* Direction:
Below are the records; locate each line with the word "ylabel" and copy it.

* Supplied data:
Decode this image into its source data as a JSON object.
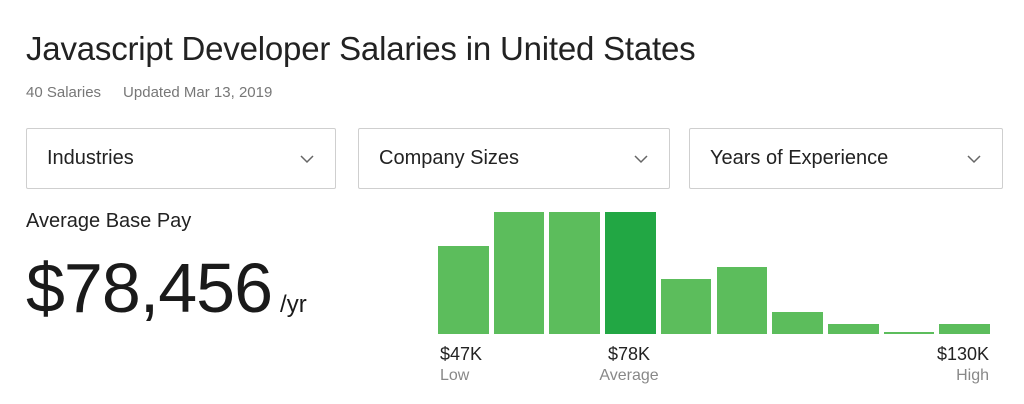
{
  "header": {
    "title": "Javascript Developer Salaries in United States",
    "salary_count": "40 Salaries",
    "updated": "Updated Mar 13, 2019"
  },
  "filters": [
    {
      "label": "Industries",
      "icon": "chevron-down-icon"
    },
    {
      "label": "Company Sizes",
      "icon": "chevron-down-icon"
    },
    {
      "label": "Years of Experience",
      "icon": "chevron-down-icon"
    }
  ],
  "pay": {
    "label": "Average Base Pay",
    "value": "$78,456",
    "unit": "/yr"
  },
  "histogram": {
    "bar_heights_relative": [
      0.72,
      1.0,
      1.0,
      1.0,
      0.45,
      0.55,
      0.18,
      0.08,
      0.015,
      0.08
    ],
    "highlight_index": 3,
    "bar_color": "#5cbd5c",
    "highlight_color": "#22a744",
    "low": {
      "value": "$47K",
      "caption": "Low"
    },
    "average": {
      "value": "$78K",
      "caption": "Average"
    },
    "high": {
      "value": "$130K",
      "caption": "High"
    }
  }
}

==

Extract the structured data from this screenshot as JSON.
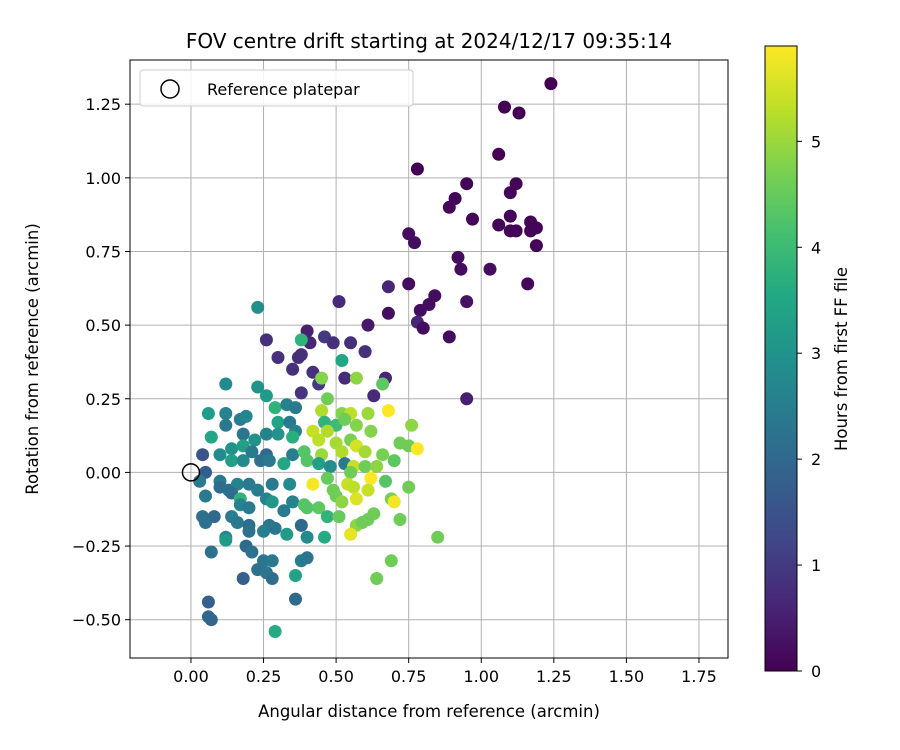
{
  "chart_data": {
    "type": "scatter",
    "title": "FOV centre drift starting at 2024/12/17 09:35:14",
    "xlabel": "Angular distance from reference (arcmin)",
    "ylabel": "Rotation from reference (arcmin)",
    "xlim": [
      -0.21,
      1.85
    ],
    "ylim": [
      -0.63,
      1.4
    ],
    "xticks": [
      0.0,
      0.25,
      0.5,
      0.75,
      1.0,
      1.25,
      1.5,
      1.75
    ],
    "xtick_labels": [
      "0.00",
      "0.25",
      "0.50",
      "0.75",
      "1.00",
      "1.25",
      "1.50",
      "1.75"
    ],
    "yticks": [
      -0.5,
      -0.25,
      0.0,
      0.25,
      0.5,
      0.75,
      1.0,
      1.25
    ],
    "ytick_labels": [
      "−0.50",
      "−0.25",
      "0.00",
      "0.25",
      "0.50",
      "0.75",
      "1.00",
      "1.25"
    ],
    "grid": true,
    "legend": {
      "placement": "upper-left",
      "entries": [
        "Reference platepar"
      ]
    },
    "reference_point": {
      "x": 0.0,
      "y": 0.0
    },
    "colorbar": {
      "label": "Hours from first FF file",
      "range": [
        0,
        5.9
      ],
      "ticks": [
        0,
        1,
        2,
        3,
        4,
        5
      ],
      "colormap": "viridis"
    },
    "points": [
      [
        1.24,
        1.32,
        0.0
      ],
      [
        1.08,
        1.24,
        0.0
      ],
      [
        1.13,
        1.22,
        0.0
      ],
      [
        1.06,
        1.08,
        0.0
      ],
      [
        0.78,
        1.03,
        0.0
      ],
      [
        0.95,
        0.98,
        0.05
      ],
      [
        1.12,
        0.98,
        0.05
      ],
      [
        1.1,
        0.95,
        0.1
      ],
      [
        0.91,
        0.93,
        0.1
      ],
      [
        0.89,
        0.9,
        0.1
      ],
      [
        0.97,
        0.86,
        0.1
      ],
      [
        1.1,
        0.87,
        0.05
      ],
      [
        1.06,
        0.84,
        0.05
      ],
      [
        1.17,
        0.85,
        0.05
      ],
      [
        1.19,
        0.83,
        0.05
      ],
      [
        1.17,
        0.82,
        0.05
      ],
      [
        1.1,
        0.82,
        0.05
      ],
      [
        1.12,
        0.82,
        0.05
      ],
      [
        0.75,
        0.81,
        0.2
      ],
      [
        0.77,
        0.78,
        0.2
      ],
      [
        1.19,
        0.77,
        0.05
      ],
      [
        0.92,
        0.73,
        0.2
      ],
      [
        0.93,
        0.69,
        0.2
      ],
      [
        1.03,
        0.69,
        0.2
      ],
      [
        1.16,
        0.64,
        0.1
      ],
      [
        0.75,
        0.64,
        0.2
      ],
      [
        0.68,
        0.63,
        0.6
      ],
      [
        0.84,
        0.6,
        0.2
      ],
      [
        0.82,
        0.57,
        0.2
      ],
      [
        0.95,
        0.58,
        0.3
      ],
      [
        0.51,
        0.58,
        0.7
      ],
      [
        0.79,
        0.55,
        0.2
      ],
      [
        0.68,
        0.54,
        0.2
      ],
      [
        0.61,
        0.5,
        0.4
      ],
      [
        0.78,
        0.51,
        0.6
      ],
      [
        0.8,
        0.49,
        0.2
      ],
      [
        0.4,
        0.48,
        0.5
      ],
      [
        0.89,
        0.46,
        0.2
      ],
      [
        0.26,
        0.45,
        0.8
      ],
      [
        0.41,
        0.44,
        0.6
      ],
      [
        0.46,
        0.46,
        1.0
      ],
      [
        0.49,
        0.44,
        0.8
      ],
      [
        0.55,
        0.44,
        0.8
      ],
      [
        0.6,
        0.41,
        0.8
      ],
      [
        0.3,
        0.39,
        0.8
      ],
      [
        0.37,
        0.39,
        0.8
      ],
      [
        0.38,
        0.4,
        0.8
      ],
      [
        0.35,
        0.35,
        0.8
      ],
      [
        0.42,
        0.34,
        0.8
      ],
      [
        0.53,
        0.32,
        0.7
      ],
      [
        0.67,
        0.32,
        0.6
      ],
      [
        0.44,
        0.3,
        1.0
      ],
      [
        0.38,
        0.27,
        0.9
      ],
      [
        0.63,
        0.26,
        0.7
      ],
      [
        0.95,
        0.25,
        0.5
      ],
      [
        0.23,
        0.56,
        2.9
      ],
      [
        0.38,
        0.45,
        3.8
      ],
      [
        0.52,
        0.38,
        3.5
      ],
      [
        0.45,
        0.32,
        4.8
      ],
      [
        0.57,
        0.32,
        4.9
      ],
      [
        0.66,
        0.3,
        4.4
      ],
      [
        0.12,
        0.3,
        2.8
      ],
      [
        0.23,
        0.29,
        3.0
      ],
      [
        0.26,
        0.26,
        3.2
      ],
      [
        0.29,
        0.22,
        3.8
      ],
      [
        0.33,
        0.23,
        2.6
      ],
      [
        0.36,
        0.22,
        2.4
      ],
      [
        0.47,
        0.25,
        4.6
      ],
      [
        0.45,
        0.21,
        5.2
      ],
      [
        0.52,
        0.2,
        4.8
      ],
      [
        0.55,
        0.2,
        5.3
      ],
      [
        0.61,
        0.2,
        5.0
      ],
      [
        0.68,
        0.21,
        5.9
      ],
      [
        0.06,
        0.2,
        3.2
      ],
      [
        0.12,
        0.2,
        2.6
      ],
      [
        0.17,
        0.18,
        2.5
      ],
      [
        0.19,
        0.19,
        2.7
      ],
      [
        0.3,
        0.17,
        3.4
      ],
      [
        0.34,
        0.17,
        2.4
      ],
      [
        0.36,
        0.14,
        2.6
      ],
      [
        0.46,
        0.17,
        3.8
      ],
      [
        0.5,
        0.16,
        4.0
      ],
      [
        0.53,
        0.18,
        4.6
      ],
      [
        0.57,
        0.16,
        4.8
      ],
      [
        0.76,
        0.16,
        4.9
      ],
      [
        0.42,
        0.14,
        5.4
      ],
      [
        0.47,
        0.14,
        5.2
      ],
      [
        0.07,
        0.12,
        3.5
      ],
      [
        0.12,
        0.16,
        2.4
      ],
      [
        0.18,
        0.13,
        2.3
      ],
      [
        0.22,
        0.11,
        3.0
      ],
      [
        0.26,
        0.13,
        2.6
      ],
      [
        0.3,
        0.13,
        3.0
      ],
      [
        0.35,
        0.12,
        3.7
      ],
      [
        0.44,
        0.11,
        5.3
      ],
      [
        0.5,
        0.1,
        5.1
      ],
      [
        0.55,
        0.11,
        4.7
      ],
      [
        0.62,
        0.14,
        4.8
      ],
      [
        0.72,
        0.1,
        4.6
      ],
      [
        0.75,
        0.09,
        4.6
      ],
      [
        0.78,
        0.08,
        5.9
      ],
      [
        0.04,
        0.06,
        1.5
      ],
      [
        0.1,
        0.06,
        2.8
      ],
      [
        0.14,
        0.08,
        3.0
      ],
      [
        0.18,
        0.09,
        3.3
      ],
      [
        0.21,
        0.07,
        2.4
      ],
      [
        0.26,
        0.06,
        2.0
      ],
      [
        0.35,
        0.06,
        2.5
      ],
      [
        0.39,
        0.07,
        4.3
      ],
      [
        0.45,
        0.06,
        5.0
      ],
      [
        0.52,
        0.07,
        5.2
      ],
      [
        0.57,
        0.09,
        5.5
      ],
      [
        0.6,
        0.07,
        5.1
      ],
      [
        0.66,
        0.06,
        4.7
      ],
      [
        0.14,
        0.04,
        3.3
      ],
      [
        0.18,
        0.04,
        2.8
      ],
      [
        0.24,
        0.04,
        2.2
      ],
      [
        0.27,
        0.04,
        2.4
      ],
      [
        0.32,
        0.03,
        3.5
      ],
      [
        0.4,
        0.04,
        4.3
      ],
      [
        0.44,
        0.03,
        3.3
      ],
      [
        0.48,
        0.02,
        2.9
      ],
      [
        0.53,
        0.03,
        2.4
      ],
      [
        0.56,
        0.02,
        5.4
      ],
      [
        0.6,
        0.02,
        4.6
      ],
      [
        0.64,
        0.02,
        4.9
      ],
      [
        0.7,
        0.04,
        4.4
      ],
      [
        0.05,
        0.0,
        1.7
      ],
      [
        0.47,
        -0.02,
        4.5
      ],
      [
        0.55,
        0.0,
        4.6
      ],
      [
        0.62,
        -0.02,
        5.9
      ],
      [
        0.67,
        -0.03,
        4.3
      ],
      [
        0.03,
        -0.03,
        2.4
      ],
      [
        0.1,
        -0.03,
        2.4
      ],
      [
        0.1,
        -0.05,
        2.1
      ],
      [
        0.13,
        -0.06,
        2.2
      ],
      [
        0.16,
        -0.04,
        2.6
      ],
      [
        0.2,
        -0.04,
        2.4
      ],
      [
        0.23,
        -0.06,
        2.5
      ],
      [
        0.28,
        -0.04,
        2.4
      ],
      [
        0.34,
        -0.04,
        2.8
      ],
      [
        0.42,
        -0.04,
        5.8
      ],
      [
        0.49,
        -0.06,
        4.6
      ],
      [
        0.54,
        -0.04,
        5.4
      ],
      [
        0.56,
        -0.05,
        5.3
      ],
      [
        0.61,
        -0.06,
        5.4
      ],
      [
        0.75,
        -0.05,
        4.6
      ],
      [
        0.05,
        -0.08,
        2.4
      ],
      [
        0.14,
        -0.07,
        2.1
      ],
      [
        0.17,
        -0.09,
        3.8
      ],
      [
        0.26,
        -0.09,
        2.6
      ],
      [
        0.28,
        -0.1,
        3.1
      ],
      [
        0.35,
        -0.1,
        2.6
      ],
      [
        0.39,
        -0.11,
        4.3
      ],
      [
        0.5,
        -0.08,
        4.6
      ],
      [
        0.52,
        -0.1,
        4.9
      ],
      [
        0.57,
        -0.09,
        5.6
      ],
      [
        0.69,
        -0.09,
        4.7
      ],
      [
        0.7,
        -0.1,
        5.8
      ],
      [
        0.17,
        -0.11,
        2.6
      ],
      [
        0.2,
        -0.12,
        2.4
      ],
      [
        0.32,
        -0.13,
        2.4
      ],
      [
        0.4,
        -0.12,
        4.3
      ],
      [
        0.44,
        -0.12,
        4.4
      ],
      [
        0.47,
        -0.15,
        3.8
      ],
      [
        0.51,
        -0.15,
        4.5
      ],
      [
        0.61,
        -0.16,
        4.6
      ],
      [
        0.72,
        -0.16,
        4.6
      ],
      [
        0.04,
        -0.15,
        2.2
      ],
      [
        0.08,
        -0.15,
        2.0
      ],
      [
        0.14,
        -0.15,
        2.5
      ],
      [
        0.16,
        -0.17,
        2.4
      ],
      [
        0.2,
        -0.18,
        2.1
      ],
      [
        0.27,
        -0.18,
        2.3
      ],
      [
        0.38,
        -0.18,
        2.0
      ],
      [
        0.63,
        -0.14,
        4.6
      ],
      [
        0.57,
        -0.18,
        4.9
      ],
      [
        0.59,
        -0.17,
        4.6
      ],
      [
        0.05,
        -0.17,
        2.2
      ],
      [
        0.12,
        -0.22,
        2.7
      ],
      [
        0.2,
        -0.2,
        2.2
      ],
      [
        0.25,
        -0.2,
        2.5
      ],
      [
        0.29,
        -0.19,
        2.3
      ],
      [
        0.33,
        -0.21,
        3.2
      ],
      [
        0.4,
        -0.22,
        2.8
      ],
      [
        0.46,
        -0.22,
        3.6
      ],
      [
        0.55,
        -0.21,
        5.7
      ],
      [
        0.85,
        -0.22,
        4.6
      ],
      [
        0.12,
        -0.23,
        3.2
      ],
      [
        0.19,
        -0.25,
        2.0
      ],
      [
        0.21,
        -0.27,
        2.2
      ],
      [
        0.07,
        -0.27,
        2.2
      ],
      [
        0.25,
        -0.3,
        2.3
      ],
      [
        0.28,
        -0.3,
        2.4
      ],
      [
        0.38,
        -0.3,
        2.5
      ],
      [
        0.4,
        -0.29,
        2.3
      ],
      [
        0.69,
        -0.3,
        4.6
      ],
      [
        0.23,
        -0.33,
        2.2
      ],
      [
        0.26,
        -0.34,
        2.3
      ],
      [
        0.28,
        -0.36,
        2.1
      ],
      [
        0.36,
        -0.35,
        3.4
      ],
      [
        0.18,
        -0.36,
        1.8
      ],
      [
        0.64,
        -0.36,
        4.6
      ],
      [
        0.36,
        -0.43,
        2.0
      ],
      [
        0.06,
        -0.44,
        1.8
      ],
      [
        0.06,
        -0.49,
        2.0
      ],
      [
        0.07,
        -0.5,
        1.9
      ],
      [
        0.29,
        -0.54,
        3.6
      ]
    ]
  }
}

...

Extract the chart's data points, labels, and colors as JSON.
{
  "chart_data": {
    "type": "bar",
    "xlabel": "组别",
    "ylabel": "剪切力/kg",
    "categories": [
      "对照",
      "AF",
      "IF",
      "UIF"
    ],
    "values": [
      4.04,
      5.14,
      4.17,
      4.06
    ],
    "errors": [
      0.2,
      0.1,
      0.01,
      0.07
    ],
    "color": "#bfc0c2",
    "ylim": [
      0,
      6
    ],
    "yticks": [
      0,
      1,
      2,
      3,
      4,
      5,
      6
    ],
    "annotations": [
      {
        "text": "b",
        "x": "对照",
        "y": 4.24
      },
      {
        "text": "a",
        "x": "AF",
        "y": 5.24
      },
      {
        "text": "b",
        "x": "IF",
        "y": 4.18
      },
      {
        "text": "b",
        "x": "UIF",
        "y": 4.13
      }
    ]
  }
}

* Answer below:
    "ylabel": "Rotation from reference (arcmin)",
    "ylabel": "剪切力/kg",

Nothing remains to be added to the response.